#### WHAT IS BEING ASKED
In the listing below, locate the lines that hold "text" and copy them.

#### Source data
----

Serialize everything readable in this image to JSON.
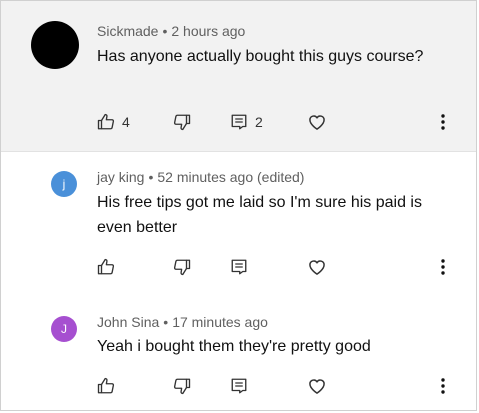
{
  "comments": [
    {
      "author": "Sickmade",
      "separator": "•",
      "time": "2 hours ago",
      "text": "Has anyone actually bought this guys course?",
      "avatar_letter": "",
      "avatar_color": "#000000",
      "likes": "4",
      "replies": "2"
    },
    {
      "author": "jay king",
      "separator": "•",
      "time": "52 minutes ago (edited)",
      "text": "His free tips got me laid so I'm sure his paid is even better",
      "avatar_letter": "j",
      "avatar_color": "#4a90d9",
      "likes": "",
      "replies": ""
    },
    {
      "author": "John Sina",
      "separator": "•",
      "time": "17 minutes ago",
      "text": "Yeah i bought them they're pretty good",
      "avatar_letter": "J",
      "avatar_color": "#a64fd0",
      "likes": "",
      "replies": ""
    }
  ],
  "icons": {
    "like": "thumbs-up-icon",
    "dislike": "thumbs-down-icon",
    "reply": "reply-comment-icon",
    "heart": "heart-icon",
    "more": "more-vertical-icon"
  }
}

----

#### TASK RESULT
      "text": "Has anyone actually bought this guys course?",
      "text": "His free tips got me laid so I'm sure his paid is even better",
      "text": "Yeah i bought them they're pretty good",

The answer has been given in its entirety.